**INSTRUCTIONS FOR THE TASK**
The line containing "What text is on this page?" marks the start; return it and every line after it in the listing below, exactly, through the last.

Dataset items
┏━━

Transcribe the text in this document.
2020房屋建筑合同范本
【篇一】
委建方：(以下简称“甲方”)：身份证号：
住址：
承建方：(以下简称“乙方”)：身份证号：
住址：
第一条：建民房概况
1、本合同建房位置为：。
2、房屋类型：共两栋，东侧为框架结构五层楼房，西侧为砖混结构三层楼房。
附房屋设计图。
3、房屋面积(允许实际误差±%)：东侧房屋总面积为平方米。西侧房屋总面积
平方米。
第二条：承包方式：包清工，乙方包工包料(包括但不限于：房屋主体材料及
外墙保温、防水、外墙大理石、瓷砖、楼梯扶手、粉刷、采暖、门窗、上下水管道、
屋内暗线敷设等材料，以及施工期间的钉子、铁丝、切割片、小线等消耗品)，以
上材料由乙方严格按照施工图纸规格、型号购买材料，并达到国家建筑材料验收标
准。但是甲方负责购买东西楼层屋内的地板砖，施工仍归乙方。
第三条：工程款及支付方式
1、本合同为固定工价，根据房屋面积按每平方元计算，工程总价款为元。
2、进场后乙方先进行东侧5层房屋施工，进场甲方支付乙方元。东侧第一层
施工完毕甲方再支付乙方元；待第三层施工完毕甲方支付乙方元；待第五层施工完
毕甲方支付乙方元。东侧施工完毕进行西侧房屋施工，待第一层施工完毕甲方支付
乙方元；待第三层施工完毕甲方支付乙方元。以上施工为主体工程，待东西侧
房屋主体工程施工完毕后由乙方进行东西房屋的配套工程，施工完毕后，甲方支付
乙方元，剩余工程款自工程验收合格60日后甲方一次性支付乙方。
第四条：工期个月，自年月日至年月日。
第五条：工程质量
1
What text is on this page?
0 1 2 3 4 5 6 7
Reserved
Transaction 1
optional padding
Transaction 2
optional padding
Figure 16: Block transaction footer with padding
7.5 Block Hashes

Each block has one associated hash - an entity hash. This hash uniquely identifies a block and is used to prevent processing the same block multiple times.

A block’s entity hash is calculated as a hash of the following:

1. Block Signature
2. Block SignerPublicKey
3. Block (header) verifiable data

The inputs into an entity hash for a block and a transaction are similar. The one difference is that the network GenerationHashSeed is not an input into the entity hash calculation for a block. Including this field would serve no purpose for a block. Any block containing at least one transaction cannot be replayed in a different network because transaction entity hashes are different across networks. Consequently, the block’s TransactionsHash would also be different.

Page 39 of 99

┗━━

**RESULT OF THIS EXERCISE**
What text is on this page?
0 1 2 3 4 5 6 7
Reserved
Transaction 1
optional padding
Transaction 2
optional padding
Figure 16: Block transaction footer with padding
7.5 Block Hashes

Each block has one associated hash - an entity hash. This hash uniquely identifies a block and is used to prevent processing the same block multiple times.

A block’s entity hash is calculated as a hash of the following:

1. Block Signature
2. Block SignerPublicKey
3. Block (header) verifiable data

The inputs into an entity hash for a block and a transaction are similar. The one difference is that the network GenerationHashSeed is not an input into the entity hash calculation for a block. Including this field would serve no purpose for a block. Any block containing at least one transaction cannot be replayed in a different network because transaction entity hashes are different across networks. Consequently, the block’s TransactionsHash would also be different.

Page 39 of 99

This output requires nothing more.